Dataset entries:
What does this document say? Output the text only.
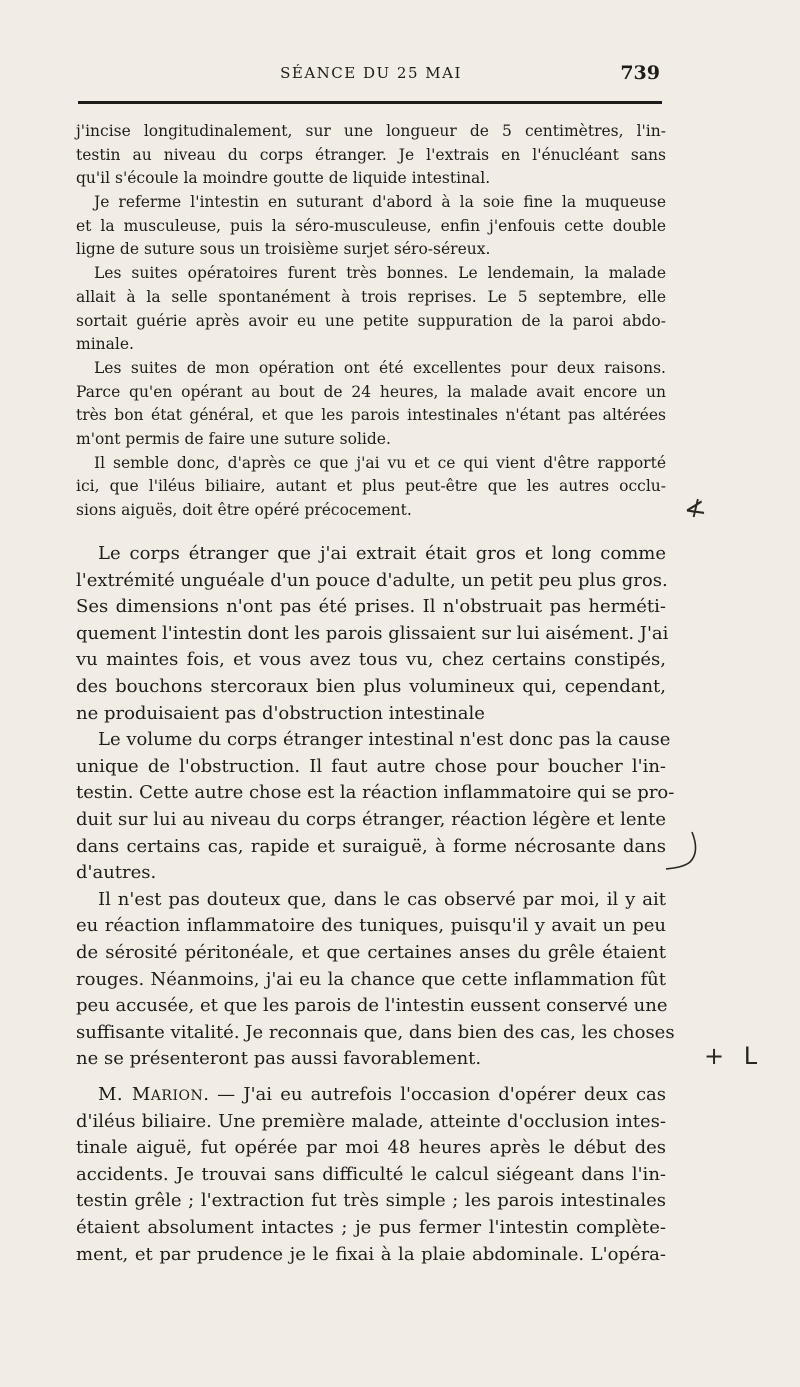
SÉANCE DU 25 MAI	739
j'incise longitudinalement, sur une longueur de 5 centimètres, l'in-
testin au niveau du corps étranger. Je l'extrais en l'énucléant sans
qu'il s'écoule la moindre goutte de liquide intestinal.
Je referme l'intestin en suturant d'abord à la soie fine la muqueuse
et la musculeuse, puis la séro-musculeuse, enfin j'enfouis cette double
ligne de suture sous un troisième surjet séro-séreux.
Les suites opératoires furent très bonnes. Le lendemain, la malade
allait à la selle spontanément à trois reprises. Le 5 septembre, elle
sortait guérie après avoir eu une petite suppuration de la paroi abdo-
minale.
Les suites de mon opération ont été excellentes pour deux raisons.
Parce qu'en opérant au bout de 24 heures, la malade avait encore un
très bon état général, et que les parois intestinales n'étant pas altérées
m'ont permis de faire une suture solide.
Il semble donc, d'après ce que j'ai vu et ce qui vient d'être rapporté
ici, que l'iléus biliaire, autant et plus peut-être que les autres occlu-
sions aiguës, doit être opéré précocement.
Le corps étranger que j'ai extrait était gros et long comme
l'extrémité unguéale d'un pouce d'adulte, un petit peu plus gros.
Ses dimensions n'ont pas été prises. Il n'obstruait pas herméti-
quement l'intestin dont les parois glissaient sur lui aisément. J'ai
vu maintes fois, et vous avez tous vu, chez certains constipés,
des bouchons stercoraux bien plus volumineux qui, cependant,
ne produisaient pas d'obstruction intestinale
Le volume du corps étranger intestinal n'est donc pas la cause
unique de l'obstruction. Il faut autre chose pour boucher l'in-
testin. Cette autre chose est la réaction inflammatoire qui se pro-
duit sur lui au niveau du corps étranger, réaction légère et lente
dans certains cas, rapide et suraiguë, à forme nécrosante dans
d'autres.
Il n'est pas douteux que, dans le cas observé par moi, il y ait
eu réaction inflammatoire des tuniques, puisqu'il y avait un peu
de sérosité péritonéale, et que certaines anses du grêle étaient
rouges. Néanmoins, j'ai eu la chance que cette inflammation fût
peu accusée, et que les parois de l'intestin eussent conservé une
suffisante vitalité. Je reconnais que, dans bien des cas, les choses
ne se présenteront pas aussi favorablement.
M. MARION. — J'ai eu autrefois l'occasion d'opérer deux cas
d'iléus biliaire. Une première malade, atteinte d'occlusion intes-
tinale aiguë, fut opérée par moi 48 heures après le début des
accidents. Je trouvai sans difficulté le calcul siégeant dans l'in-
testin grêle ; l'extraction fut très simple ; les parois intestinales
étaient absolument intactes ; je pus fermer l'intestin complète-
ment, et par prudence je le fixai à la plaie abdominale. L'opéra-
≮
+ L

→ **The problem**: Leave out the pictures and restate everything else word for word.

→ **Written solution**:
What does this document say? Output the text only.
SÉANCE DU 25 MAI	739
j'incise longitudinalement, sur une longueur de 5 centimètres, l'in-
testin au niveau du corps étranger. Je l'extrais en l'énucléant sans
qu'il s'écoule la moindre goutte de liquide intestinal.
Je referme l'intestin en suturant d'abord à la soie fine la muqueuse
et la musculeuse, puis la séro-musculeuse, enfin j'enfouis cette double
ligne de suture sous un troisième surjet séro-séreux.
Les suites opératoires furent très bonnes. Le lendemain, la malade
allait à la selle spontanément à trois reprises. Le 5 septembre, elle
sortait guérie après avoir eu une petite suppuration de la paroi abdo-
minale.
Les suites de mon opération ont été excellentes pour deux raisons.
Parce qu'en opérant au bout de 24 heures, la malade avait encore un
très bon état général, et que les parois intestinales n'étant pas altérées
m'ont permis de faire une suture solide.
Il semble donc, d'après ce que j'ai vu et ce qui vient d'être rapporté
ici, que l'iléus biliaire, autant et plus peut-être que les autres occlu-
sions aiguës, doit être opéré précocement.
Le corps étranger que j'ai extrait était gros et long comme
l'extrémité unguéale d'un pouce d'adulte, un petit peu plus gros.
Ses dimensions n'ont pas été prises. Il n'obstruait pas herméti-
quement l'intestin dont les parois glissaient sur lui aisément. J'ai
vu maintes fois, et vous avez tous vu, chez certains constipés,
des bouchons stercoraux bien plus volumineux qui, cependant,
ne produisaient pas d'obstruction intestinale
Le volume du corps étranger intestinal n'est donc pas la cause
unique de l'obstruction. Il faut autre chose pour boucher l'in-
testin. Cette autre chose est la réaction inflammatoire qui se pro-
duit sur lui au niveau du corps étranger, réaction légère et lente
dans certains cas, rapide et suraiguë, à forme nécrosante dans
d'autres.
Il n'est pas douteux que, dans le cas observé par moi, il y ait
eu réaction inflammatoire des tuniques, puisqu'il y avait un peu
de sérosité péritonéale, et que certaines anses du grêle étaient
rouges. Néanmoins, j'ai eu la chance que cette inflammation fût
peu accusée, et que les parois de l'intestin eussent conservé une
suffisante vitalité. Je reconnais que, dans bien des cas, les choses
ne se présenteront pas aussi favorablement.
M. MARION. — J'ai eu autrefois l'occasion d'opérer deux cas
d'iléus biliaire. Une première malade, atteinte d'occlusion intes-
tinale aiguë, fut opérée par moi 48 heures après le début des
accidents. Je trouvai sans difficulté le calcul siégeant dans l'in-
testin grêle ; l'extraction fut très simple ; les parois intestinales
étaient absolument intactes ; je pus fermer l'intestin complète-
ment, et par prudence je le fixai à la plaie abdominale. L'opéra-
≮
+ L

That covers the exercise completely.